*Task goal*:
How would you translate this sentence from the YOLOv3 training text into Spanish: "The final calculated value is the sum of all the loss functions instead of the average of them."?

*Text extract*:
When training the YOLOv3 network, the loss function is specified as follow:

\begin{array}{l} L o s s = \frac{1}{2} \sum_{i = 1}^{10647} λ_{obj} \times [(2 - {truth}_{w} \times {truth}_{h}) \times \sum_{r \in (x, y, w, h)} {({truth}_{r} - {predict}_{r})}^{2} + \\ + \sum_{r = 0}^{k - 1} {((r = = {truth}_{class}) ? 1 : 0 - {predict}_{{class}_{r}})}^{2}] \\ + {({truth}_{conf} - {predict}_{conf})}^{2} \end{array}

(1)

The author of YOLOv3, Redmon [18], did not directly provide the loss function in the related published papers, and the current relevant literature only provides the loss function of YOLOv1. The loss function listed in this article is summarized in the literature of Lyu [21] based on the source code analysis of Darknet-53 (YOLOv3 network implemented by Redmon). This analytical loss function mainly includes three parts: coordinate loss, confidence loss and classification loss. λ_obj is set to 1 when there is a target object in a grid cell, otherwise it is 0, and it is calculated by SSE (Sum of Squared Error). The final calculated value is the sum of all the loss functions instead of the average of them. The main reason is that the special prediction mechanism of YOLOv3 will lead to a serious imbalance between positive and negative samples in training sets, especially in the part of confidence loss. For example, when each sample image contains only one target, the positive–negative sample ratio in the part of confidence loss part will drop to as low as 1:10,646. If the average loss is still used, the network will not calculate gradient effectively and the loss value will be close to 0, causing the network prediction output to all become zero. Then, the network will lose its predictive capability.

When training the network, the stochastic gradient descent (SGD) [22] was applied to 10,000 iterations. Our own dataset was divided into 7:3. In total, 70% of the data were used to train the model, and the remaining 30% was used to test the precision of the model. In the training process, each mini batch was 64, which means that a matrix of 64 pictures is inputted to the network each time. In the beginning, the network was trained with an initial learning rate of 0.0003, and the uniform stepwise rate decay strategy was chosen. The step length was set to 4000 and 6000 iterations, and the learning rate was attenuated by 0.1 times of the value of the previous step. lr_base is the learning rate set at the beginning and γ is a coefficient. The attenuation function is expressed in Equation (2).

l r = l r_{base} \times γ^{⌊ \frac{iter}{stepsize} ⌋}

(2)

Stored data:
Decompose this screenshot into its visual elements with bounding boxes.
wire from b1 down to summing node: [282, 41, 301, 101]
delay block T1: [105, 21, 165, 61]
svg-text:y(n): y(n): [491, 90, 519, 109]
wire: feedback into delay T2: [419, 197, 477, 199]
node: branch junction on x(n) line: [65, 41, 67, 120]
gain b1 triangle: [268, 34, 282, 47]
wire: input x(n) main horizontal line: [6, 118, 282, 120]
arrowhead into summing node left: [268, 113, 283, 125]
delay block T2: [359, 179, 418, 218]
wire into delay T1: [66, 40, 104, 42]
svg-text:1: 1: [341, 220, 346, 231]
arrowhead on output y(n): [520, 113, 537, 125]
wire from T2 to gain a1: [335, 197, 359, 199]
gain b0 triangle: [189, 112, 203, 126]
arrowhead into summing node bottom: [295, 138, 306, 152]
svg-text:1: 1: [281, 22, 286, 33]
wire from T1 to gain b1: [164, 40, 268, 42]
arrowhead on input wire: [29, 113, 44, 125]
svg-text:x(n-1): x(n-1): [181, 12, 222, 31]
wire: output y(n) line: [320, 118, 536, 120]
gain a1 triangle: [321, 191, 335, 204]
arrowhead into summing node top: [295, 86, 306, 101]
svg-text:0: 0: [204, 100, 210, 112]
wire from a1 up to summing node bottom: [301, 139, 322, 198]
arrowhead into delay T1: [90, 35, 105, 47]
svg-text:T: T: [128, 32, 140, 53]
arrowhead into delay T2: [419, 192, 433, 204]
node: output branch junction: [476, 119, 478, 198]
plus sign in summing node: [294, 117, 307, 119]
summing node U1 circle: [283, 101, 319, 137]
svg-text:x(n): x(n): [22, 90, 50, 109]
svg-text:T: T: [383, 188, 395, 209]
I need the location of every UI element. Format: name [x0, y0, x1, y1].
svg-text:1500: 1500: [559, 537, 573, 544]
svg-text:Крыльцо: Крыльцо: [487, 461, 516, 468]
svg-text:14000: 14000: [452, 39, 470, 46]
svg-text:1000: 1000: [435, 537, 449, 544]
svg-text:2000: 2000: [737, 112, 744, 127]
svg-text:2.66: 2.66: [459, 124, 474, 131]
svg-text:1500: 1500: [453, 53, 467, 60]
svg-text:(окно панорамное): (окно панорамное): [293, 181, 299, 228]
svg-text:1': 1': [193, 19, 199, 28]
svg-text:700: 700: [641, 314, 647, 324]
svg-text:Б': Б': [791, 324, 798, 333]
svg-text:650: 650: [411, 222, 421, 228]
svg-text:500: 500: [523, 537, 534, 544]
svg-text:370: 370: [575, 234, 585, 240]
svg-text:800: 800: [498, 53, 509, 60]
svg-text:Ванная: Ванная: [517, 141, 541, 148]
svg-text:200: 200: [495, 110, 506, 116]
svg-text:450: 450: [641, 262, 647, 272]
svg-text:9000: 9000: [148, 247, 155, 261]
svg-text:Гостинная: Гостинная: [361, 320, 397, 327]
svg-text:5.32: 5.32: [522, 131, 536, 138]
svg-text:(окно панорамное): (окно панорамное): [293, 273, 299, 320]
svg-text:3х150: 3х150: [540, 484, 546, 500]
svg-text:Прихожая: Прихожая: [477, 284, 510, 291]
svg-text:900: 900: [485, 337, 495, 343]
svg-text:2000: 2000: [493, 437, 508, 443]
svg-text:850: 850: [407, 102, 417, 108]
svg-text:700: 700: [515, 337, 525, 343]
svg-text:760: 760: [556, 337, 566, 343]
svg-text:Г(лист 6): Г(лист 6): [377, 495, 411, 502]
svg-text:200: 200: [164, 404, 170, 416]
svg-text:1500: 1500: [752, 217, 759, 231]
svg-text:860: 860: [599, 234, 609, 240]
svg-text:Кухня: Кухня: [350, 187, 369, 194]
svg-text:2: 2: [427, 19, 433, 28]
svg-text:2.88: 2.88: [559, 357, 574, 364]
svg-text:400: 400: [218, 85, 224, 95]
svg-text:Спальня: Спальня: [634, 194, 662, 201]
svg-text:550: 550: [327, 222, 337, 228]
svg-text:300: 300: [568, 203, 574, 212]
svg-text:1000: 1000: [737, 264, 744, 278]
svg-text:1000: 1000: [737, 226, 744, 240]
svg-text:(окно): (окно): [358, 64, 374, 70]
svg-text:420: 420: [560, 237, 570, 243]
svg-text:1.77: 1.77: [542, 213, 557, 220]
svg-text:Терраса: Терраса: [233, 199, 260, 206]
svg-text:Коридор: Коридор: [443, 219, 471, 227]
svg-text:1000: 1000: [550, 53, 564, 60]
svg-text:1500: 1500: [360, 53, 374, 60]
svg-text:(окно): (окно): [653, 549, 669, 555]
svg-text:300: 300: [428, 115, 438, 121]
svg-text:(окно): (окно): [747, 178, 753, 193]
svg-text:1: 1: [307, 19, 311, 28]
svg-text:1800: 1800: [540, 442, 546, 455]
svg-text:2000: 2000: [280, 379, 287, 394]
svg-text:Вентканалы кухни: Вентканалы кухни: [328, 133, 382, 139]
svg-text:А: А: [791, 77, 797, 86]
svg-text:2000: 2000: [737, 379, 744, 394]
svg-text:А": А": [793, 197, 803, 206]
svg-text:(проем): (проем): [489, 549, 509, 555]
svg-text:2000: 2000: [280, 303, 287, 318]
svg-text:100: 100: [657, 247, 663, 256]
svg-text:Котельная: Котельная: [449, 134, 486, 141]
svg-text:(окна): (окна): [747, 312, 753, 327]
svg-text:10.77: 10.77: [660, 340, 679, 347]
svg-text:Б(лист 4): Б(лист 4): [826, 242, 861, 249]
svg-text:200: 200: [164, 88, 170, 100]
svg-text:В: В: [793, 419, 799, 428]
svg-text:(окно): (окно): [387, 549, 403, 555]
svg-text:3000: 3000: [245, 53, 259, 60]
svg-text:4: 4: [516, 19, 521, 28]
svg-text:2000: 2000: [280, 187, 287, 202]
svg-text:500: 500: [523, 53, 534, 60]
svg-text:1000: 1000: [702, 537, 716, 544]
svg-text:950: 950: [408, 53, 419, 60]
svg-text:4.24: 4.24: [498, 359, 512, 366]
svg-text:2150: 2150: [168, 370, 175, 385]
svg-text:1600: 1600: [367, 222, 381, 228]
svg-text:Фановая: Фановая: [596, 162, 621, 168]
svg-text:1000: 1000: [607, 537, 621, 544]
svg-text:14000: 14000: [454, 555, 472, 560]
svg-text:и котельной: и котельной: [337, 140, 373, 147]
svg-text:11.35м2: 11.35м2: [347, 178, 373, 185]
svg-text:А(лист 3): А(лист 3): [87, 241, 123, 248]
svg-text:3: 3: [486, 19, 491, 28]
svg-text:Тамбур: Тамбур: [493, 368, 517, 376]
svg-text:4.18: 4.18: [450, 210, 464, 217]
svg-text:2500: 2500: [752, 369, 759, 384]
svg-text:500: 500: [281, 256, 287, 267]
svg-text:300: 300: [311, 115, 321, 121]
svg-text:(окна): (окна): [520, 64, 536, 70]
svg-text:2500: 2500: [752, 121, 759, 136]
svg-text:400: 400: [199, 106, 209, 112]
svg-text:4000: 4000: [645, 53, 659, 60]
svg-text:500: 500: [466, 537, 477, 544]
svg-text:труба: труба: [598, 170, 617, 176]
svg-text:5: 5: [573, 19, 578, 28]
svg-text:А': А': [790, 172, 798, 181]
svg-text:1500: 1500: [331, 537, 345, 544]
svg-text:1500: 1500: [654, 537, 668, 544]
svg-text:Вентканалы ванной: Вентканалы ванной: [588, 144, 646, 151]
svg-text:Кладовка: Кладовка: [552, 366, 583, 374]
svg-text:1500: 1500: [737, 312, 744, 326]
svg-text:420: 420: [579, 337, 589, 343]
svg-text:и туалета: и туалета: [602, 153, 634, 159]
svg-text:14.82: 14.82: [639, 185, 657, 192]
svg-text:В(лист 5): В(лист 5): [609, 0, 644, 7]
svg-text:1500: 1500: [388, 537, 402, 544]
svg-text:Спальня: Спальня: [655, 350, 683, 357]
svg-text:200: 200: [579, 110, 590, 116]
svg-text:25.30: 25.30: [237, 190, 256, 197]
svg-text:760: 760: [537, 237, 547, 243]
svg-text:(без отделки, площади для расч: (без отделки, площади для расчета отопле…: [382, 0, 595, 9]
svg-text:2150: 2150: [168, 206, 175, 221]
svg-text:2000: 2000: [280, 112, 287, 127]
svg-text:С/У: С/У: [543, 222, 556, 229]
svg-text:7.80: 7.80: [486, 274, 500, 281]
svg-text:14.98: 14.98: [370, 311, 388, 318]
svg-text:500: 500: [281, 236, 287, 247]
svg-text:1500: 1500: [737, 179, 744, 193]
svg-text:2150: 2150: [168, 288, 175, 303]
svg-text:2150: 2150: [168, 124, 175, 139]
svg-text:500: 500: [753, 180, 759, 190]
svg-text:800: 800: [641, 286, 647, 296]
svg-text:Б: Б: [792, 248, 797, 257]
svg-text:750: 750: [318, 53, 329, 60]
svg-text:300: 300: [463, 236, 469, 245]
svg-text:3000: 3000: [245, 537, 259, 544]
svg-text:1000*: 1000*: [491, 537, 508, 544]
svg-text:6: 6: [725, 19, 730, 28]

*Task answer*:
El valor final calculado es la suma de todas las funciones de pérdida, en lugar de su promedio.